— Task statement —
Reproduce every line of the listing below verbatim, omitting the pictures from your answer.

— Excerpted data —

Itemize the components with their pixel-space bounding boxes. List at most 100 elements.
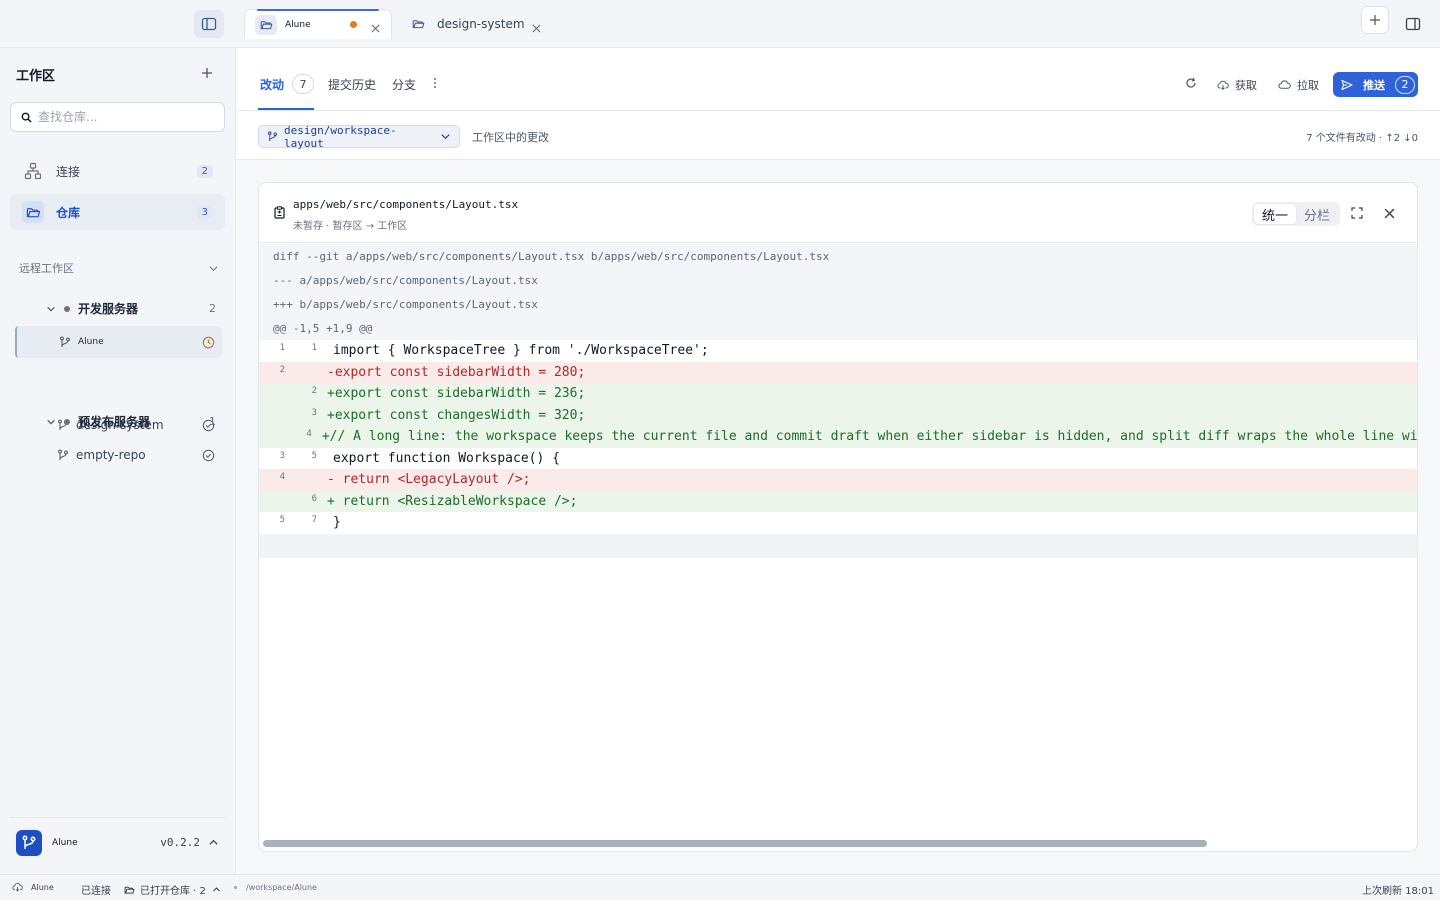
search-icon — [21, 112, 32, 123]
repo-search[interactable] — [10, 102, 225, 132]
search-input[interactable] — [38, 110, 208, 124]
server-count: 2 — [209, 302, 216, 315]
open-repos-status[interactable]: 已打开仓库 · 2 — [124, 882, 221, 897]
view-mode-toggle: 统一 分栏 — [1252, 202, 1341, 226]
horizontal-scrollbar[interactable] — [263, 840, 1207, 847]
add-workspace-button[interactable] — [199, 65, 215, 81]
diff-line-context: 5 7} — [259, 512, 1417, 534]
sidebar-right-icon — [1405, 17, 1421, 31]
toggle-sidebar-button[interactable] — [194, 10, 224, 38]
push-button[interactable]: 推送 2 — [1333, 72, 1418, 97]
sidebar-item-label: 仓库 — [56, 205, 81, 220]
sidebar-left-icon — [201, 17, 217, 31]
active-tab-indicator — [258, 108, 314, 110]
more-tabs-button[interactable] — [433, 77, 437, 89]
branch-name: design/workspace-layout — [284, 123, 397, 150]
fetch-button[interactable]: 获取 — [1217, 77, 1257, 93]
server-name: 开发服务器 — [78, 302, 139, 316]
pull-label: 拉取 — [1297, 79, 1319, 92]
tab-history[interactable]: 提交历史 — [328, 76, 376, 93]
main-toolbar: 改动 7 提交历史 分支 获取 拉取 推送 2 — [237, 48, 1440, 111]
diff-line-added: 2 +export const sidebarWidth = 236; — [259, 383, 1417, 405]
sidebar-item-repositories[interactable]: 仓库 3 — [10, 194, 225, 230]
folder-icon — [255, 14, 277, 35]
server-staging[interactable]: 预发布服务器 1 — [46, 413, 216, 430]
push-count-badge: 2 — [1395, 75, 1415, 94]
new-line-number: 3 — [311, 407, 317, 418]
close-icon[interactable] — [1381, 205, 1397, 221]
server-dev[interactable]: 开发服务器 2 — [46, 300, 216, 317]
section-title: 远程工作区 — [19, 262, 74, 275]
chevron-down-icon — [47, 419, 55, 424]
chevron-down-icon — [209, 265, 218, 271]
branch-description: 工作区中的更改 — [472, 131, 549, 144]
new-line-number: 5 — [311, 450, 317, 461]
line-code: +export const changesWidth = 320; — [327, 407, 586, 423]
file-stage-info: 未暂存 · 暂存区 → 工作区 — [293, 221, 408, 232]
line-code: import { WorkspaceTree } from './Workspa… — [333, 343, 709, 359]
connection-status: 已连接 — [81, 886, 111, 897]
diff-meta-line: +++ b/apps/web/src/components/Layout.tsx — [259, 292, 1417, 316]
tab-label: 分支 — [392, 78, 417, 92]
new-tab-button[interactable] — [1361, 6, 1389, 34]
host-name: Alune — [31, 882, 54, 892]
repo-item-alune[interactable]: Alune — [15, 326, 222, 358]
close-icon[interactable] — [530, 22, 542, 34]
repo-item-empty-repo[interactable]: empty-repo — [15, 439, 222, 471]
tab-changes[interactable]: 改动 7 — [260, 74, 315, 94]
diff-line-added: 3 +export const changesWidth = 320; — [259, 404, 1417, 426]
path-status: /workspace/Alune — [234, 883, 317, 892]
old-line-number: 4 — [279, 472, 285, 482]
tab-design-system[interactable]: design-system — [402, 9, 552, 39]
old-line-number — [259, 405, 289, 408]
old-line-number — [259, 426, 287, 429]
chevron-up-icon — [209, 839, 218, 845]
tab-label: Alune — [285, 19, 311, 30]
branch-selector[interactable]: design/workspace-layout — [258, 123, 460, 150]
separator-dot — [234, 886, 237, 889]
count-badge: 2 — [196, 164, 213, 178]
old-line-number — [259, 383, 289, 386]
view-unified-button[interactable]: 统一 — [1254, 204, 1297, 224]
close-icon[interactable] — [369, 23, 381, 35]
line-code: + return <ResizableWorkspace />; — [327, 493, 578, 509]
hunk-end — [259, 533, 1417, 558]
cloud-download-icon — [12, 883, 23, 892]
chevron-down-icon — [47, 306, 55, 311]
title-bar: Alune design-system — [0, 0, 1440, 48]
tab-branches[interactable]: 分支 — [392, 76, 416, 93]
sidebar-item-connections[interactable]: 连接 2 — [10, 153, 225, 189]
app-name: Alune — [52, 837, 78, 848]
line-code: } — [333, 515, 341, 531]
diff-meta-line: diff --git a/apps/web/src/components/Lay… — [259, 244, 1417, 268]
app-footer[interactable]: Alune v0.2.2 — [10, 817, 225, 867]
push-label: 推送 — [1363, 78, 1385, 92]
diff-line-removed: 4 - return <LegacyLayout />; — [259, 469, 1417, 491]
refresh-button[interactable] — [1185, 77, 1203, 89]
new-line-number — [289, 362, 321, 365]
remote-workspaces-header[interactable]: 远程工作区 — [19, 260, 219, 276]
view-split-button[interactable]: 分栏 — [1296, 204, 1338, 224]
line-code: -export const sidebarWidth = 280; — [327, 364, 586, 380]
changes-count-badge: 7 — [292, 74, 315, 94]
tab-alune[interactable]: Alune — [244, 9, 392, 39]
pull-button[interactable]: 拉取 — [1278, 77, 1319, 93]
file-diff-icon — [274, 206, 285, 222]
diff-viewer: apps/web/src/components/Layout.tsx 未暂存 ·… — [258, 182, 1418, 852]
plus-icon — [1370, 15, 1380, 25]
old-line-number — [259, 491, 289, 494]
host-status[interactable]: Alune — [12, 882, 54, 892]
tab-label: 改动 — [260, 77, 285, 92]
repo-name: empty-repo — [76, 448, 146, 462]
new-line-number: 4 — [306, 429, 312, 439]
cloud-download-icon — [1217, 80, 1229, 90]
new-line-number: 7 — [311, 515, 317, 525]
expand-icon[interactable] — [1349, 205, 1365, 221]
folder-icon — [412, 18, 425, 30]
file-path: apps/web/src/components/Layout.tsx — [293, 198, 519, 211]
repo-name: Alune — [78, 337, 104, 347]
toggle-right-panel-button[interactable] — [1400, 10, 1426, 38]
diff-header: apps/web/src/components/Layout.tsx 未暂存 ·… — [259, 183, 1417, 243]
new-line-number: 2 — [311, 386, 317, 396]
tab-label: design-system — [437, 17, 525, 31]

— Task response —
Itemize the components with their pixel-space bounding boxes. List at most 100 elements.
search-icon — [21, 112, 32, 123]
repo-search[interactable] — [10, 102, 225, 132]
search-input[interactable] — [38, 110, 208, 124]
server-count: 2 — [209, 302, 216, 315]
open-repos-status[interactable]: 已打开仓库 · 2 — [124, 882, 221, 897]
view-mode-toggle: 统一 分栏 — [1252, 202, 1341, 226]
horizontal-scrollbar[interactable] — [263, 840, 1207, 847]
add-workspace-button[interactable] — [199, 65, 215, 81]
diff-line-context: 5 7} — [259, 512, 1417, 534]
sidebar-right-icon — [1405, 17, 1421, 31]
toggle-sidebar-button[interactable] — [194, 10, 224, 38]
push-button[interactable]: 推送 2 — [1333, 72, 1418, 97]
sidebar-item-label: 仓库 — [56, 205, 81, 220]
sidebar-left-icon — [201, 17, 217, 31]
active-tab-indicator — [258, 108, 314, 110]
more-tabs-button[interactable] — [433, 77, 437, 89]
branch-name: design/workspace-layout — [284, 123, 397, 150]
fetch-button[interactable]: 获取 — [1217, 77, 1257, 93]
server-name: 开发服务器 — [78, 302, 139, 316]
pull-label: 拉取 — [1297, 79, 1319, 92]
tab-history[interactable]: 提交历史 — [328, 76, 376, 93]
main-toolbar: 改动 7 提交历史 分支 获取 拉取 推送 2 — [237, 48, 1440, 111]
diff-line-added: 2 +export const sidebarWidth = 236; — [259, 383, 1417, 405]
sidebar-item-repositories[interactable]: 仓库 3 — [10, 194, 225, 230]
folder-icon — [255, 14, 277, 35]
server-staging[interactable]: 预发布服务器 1 — [46, 413, 216, 430]
push-count-badge: 2 — [1395, 75, 1415, 94]
new-line-number: 3 — [311, 407, 317, 418]
close-icon[interactable] — [1381, 205, 1397, 221]
server-dev[interactable]: 开发服务器 2 — [46, 300, 216, 317]
section-title: 远程工作区 — [19, 262, 74, 275]
chevron-down-icon — [47, 419, 55, 424]
chevron-down-icon — [209, 265, 218, 271]
branch-description: 工作区中的更改 — [472, 131, 549, 144]
new-line-number: 5 — [311, 450, 317, 461]
line-code: +export const changesWidth = 320; — [327, 407, 586, 423]
file-stage-info: 未暂存 · 暂存区 → 工作区 — [293, 221, 408, 232]
line-code: import { WorkspaceTree } from './Workspa… — [333, 343, 709, 359]
connection-status: 已连接 — [81, 886, 111, 897]
diff-meta-line: +++ b/apps/web/src/components/Layout.tsx — [259, 292, 1417, 316]
tab-label: 分支 — [392, 78, 417, 92]
new-tab-button[interactable] — [1361, 6, 1389, 34]
host-name: Alune — [31, 882, 54, 892]
repo-item-alune[interactable]: Alune — [15, 326, 222, 358]
close-icon[interactable] — [530, 22, 542, 34]
repo-item-empty-repo[interactable]: empty-repo — [15, 439, 222, 471]
tab-changes[interactable]: 改动 7 — [260, 74, 315, 94]
diff-line-added: 3 +export const changesWidth = 320; — [259, 404, 1417, 426]
path-status: /workspace/Alune — [234, 883, 317, 892]
old-line-number: 4 — [279, 472, 285, 482]
tab-design-system[interactable]: design-system — [402, 9, 552, 39]
old-line-number — [259, 405, 289, 408]
old-line-number — [259, 426, 287, 429]
chevron-up-icon — [209, 839, 218, 845]
tab-label: Alune — [285, 19, 311, 30]
branch-selector[interactable]: design/workspace-layout — [258, 123, 460, 150]
separator-dot — [234, 886, 237, 889]
count-badge: 2 — [196, 164, 213, 178]
old-line-number — [259, 383, 289, 386]
view-unified-button[interactable]: 统一 — [1254, 204, 1297, 224]
close-icon[interactable] — [369, 23, 381, 35]
line-code: + return <ResizableWorkspace />; — [327, 493, 578, 509]
hunk-end — [259, 533, 1417, 558]
cloud-download-icon — [12, 883, 23, 892]
chevron-down-icon — [47, 306, 55, 311]
title-bar: Alune design-system — [0, 0, 1440, 48]
tab-branches[interactable]: 分支 — [392, 76, 416, 93]
sidebar-item-connections[interactable]: 连接 2 — [10, 153, 225, 189]
app-name: Alune — [52, 837, 78, 848]
line-code: } — [333, 515, 341, 531]
diff-meta-line: diff --git a/apps/web/src/components/Lay… — [259, 244, 1417, 268]
app-footer[interactable]: Alune v0.2.2 — [10, 817, 225, 867]
push-label: 推送 — [1363, 78, 1385, 92]
diff-line-removed: 4 - return <LegacyLayout />; — [259, 469, 1417, 491]
refresh-button[interactable] — [1185, 77, 1203, 89]
new-line-number — [289, 362, 321, 365]
remote-workspaces-header[interactable]: 远程工作区 — [19, 260, 219, 276]
view-split-button[interactable]: 分栏 — [1296, 204, 1338, 224]
line-code: -export const sidebarWidth = 280; — [327, 364, 586, 380]
changes-count-badge: 7 — [292, 74, 315, 94]
tab-alune[interactable]: Alune — [244, 9, 392, 39]
pull-button[interactable]: 拉取 — [1278, 77, 1319, 93]
file-diff-icon — [274, 206, 285, 222]
diff-viewer: apps/web/src/components/Layout.tsx 未暂存 ·… — [258, 182, 1418, 852]
plus-icon — [1370, 15, 1380, 25]
old-line-number — [259, 491, 289, 494]
host-status[interactable]: Alune — [12, 882, 54, 892]
tab-label: 改动 — [260, 77, 285, 92]
repo-name: empty-repo — [76, 448, 146, 462]
new-line-number: 4 — [306, 429, 312, 439]
cloud-download-icon — [1217, 80, 1229, 90]
new-line-number: 7 — [311, 515, 317, 525]
expand-icon[interactable] — [1349, 205, 1365, 221]
folder-icon — [412, 18, 425, 30]
file-path: apps/web/src/components/Layout.tsx — [293, 198, 519, 211]
repo-name: Alune — [78, 337, 104, 347]
toggle-right-panel-button[interactable] — [1400, 10, 1426, 38]
diff-header: apps/web/src/components/Layout.tsx 未暂存 ·… — [259, 183, 1417, 243]
new-line-number: 2 — [311, 386, 317, 396]
tab-label: design-system — [437, 17, 525, 31]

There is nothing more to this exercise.